YOUR GOAL: Return the records word for word. Any pictures in them are not part of the copy.

EXTRACTED MATERIAL:

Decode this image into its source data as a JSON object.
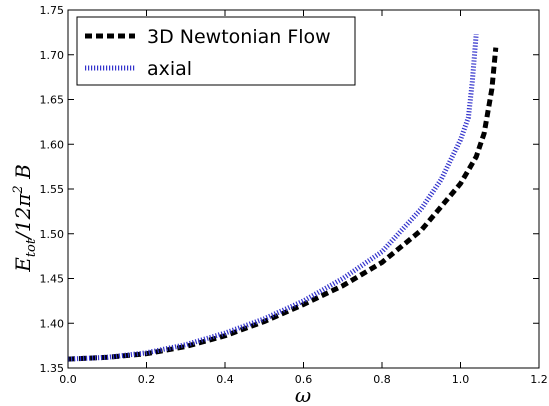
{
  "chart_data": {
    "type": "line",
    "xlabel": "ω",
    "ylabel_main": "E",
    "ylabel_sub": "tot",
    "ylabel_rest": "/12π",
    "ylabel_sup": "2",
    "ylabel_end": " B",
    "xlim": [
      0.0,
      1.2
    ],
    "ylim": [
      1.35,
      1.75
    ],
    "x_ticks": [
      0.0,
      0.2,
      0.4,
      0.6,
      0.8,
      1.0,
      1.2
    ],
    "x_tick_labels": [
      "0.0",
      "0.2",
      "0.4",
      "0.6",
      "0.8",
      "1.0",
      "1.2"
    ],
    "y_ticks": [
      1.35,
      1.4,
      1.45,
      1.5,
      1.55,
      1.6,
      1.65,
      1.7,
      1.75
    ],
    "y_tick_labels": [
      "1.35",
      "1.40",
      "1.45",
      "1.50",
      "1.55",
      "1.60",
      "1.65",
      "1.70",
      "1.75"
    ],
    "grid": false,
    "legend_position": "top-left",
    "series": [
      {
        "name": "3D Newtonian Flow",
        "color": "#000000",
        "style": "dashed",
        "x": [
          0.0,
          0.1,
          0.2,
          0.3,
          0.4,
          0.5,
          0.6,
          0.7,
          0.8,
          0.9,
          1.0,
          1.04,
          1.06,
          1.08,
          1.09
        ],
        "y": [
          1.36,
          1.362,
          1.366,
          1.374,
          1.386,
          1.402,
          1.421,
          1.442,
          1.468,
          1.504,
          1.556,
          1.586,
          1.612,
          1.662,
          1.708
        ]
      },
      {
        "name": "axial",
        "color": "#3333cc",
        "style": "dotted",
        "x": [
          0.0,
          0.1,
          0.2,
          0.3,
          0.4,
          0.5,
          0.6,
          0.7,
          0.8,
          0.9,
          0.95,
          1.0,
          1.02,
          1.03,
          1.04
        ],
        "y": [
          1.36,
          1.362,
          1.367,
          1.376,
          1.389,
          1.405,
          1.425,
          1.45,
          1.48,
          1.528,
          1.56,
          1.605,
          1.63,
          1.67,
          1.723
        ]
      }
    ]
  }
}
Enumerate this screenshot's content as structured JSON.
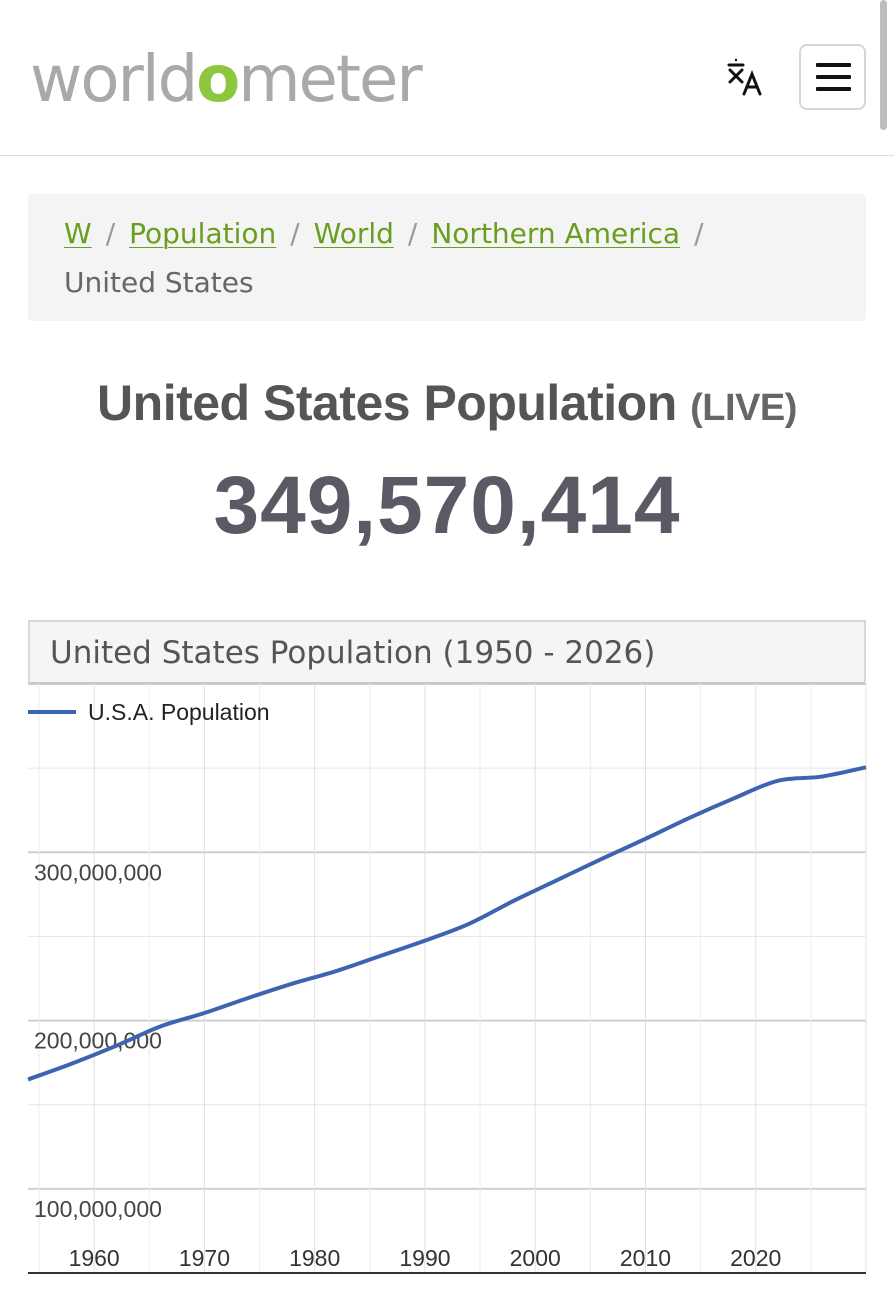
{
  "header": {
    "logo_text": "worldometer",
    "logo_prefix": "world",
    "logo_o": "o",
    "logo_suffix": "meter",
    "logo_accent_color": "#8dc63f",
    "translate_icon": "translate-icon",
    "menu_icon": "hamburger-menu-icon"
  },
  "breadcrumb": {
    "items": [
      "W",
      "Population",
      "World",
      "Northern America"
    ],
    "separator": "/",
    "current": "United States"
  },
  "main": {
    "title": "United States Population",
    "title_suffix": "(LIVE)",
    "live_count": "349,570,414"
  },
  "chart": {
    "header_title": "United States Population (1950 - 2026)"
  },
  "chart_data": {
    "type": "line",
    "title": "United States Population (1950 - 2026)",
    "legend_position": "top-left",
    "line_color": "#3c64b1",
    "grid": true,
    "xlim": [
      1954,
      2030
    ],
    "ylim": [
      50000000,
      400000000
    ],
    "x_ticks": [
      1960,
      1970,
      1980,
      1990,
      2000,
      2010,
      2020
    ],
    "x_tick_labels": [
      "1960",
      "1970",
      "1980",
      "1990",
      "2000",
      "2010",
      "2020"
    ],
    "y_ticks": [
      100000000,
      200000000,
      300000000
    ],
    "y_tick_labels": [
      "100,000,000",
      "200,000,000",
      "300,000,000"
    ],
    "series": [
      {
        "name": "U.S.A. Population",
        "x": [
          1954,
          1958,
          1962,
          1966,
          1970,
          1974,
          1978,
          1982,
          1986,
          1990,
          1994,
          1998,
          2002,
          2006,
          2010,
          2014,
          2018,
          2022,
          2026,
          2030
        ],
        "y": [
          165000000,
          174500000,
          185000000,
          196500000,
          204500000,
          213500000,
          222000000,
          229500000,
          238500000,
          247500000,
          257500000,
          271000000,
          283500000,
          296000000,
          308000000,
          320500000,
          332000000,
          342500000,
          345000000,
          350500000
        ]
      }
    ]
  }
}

EXERCISE RESULT:
Decode this image into its source data as a JSON object.
{
  "chart_data": {
    "type": "line",
    "xlabel": "ω",
    "ylabel_main": "E",
    "ylabel_sub": "tot",
    "ylabel_rest": "/12π",
    "ylabel_sup": "2",
    "ylabel_end": " B",
    "xlim": [
      0.0,
      1.2
    ],
    "ylim": [
      1.35,
      1.75
    ],
    "x_ticks": [
      0.0,
      0.2,
      0.4,
      0.6,
      0.8,
      1.0,
      1.2
    ],
    "x_tick_labels": [
      "0.0",
      "0.2",
      "0.4",
      "0.6",
      "0.8",
      "1.0",
      "1.2"
    ],
    "y_ticks": [
      1.35,
      1.4,
      1.45,
      1.5,
      1.55,
      1.6,
      1.65,
      1.7,
      1.75
    ],
    "y_tick_labels": [
      "1.35",
      "1.40",
      "1.45",
      "1.50",
      "1.55",
      "1.60",
      "1.65",
      "1.70",
      "1.75"
    ],
    "grid": false,
    "legend_position": "top-left",
    "series": [
      {
        "name": "3D Newtonian Flow",
        "color": "#000000",
        "style": "dashed",
        "x": [
          0.0,
          0.1,
          0.2,
          0.3,
          0.4,
          0.5,
          0.6,
          0.7,
          0.8,
          0.9,
          1.0,
          1.04,
          1.06,
          1.08,
          1.09
        ],
        "y": [
          1.36,
          1.362,
          1.366,
          1.374,
          1.386,
          1.402,
          1.421,
          1.442,
          1.468,
          1.504,
          1.556,
          1.586,
          1.612,
          1.662,
          1.708
        ]
      },
      {
        "name": "axial",
        "color": "#3333cc",
        "style": "dotted",
        "x": [
          0.0,
          0.1,
          0.2,
          0.3,
          0.4,
          0.5,
          0.6,
          0.7,
          0.8,
          0.9,
          0.95,
          1.0,
          1.02,
          1.03,
          1.04
        ],
        "y": [
          1.36,
          1.362,
          1.367,
          1.376,
          1.389,
          1.405,
          1.425,
          1.45,
          1.48,
          1.528,
          1.56,
          1.605,
          1.63,
          1.67,
          1.723
        ]
      }
    ]
  }
}
Enumerate this screenshot's content as structured JSON.
{
  "header": {
    "logo_text": "worldometer",
    "logo_prefix": "world",
    "logo_o": "o",
    "logo_suffix": "meter",
    "logo_accent_color": "#8dc63f",
    "translate_icon": "translate-icon",
    "menu_icon": "hamburger-menu-icon"
  },
  "breadcrumb": {
    "items": [
      "W",
      "Population",
      "World",
      "Northern America"
    ],
    "separator": "/",
    "current": "United States"
  },
  "main": {
    "title": "United States Population",
    "title_suffix": "(LIVE)",
    "live_count": "349,570,414"
  },
  "chart": {
    "header_title": "United States Population (1950 - 2026)"
  },
  "chart_data": {
    "type": "line",
    "title": "United States Population (1950 - 2026)",
    "legend_position": "top-left",
    "line_color": "#3c64b1",
    "grid": true,
    "xlim": [
      1954,
      2030
    ],
    "ylim": [
      50000000,
      400000000
    ],
    "x_ticks": [
      1960,
      1970,
      1980,
      1990,
      2000,
      2010,
      2020
    ],
    "x_tick_labels": [
      "1960",
      "1970",
      "1980",
      "1990",
      "2000",
      "2010",
      "2020"
    ],
    "y_ticks": [
      100000000,
      200000000,
      300000000
    ],
    "y_tick_labels": [
      "100,000,000",
      "200,000,000",
      "300,000,000"
    ],
    "series": [
      {
        "name": "U.S.A. Population",
        "x": [
          1954,
          1958,
          1962,
          1966,
          1970,
          1974,
          1978,
          1982,
          1986,
          1990,
          1994,
          1998,
          2002,
          2006,
          2010,
          2014,
          2018,
          2022,
          2026,
          2030
        ],
        "y": [
          165000000,
          174500000,
          185000000,
          196500000,
          204500000,
          213500000,
          222000000,
          229500000,
          238500000,
          247500000,
          257500000,
          271000000,
          283500000,
          296000000,
          308000000,
          320500000,
          332000000,
          342500000,
          345000000,
          350500000
        ]
      }
    ]
  }
}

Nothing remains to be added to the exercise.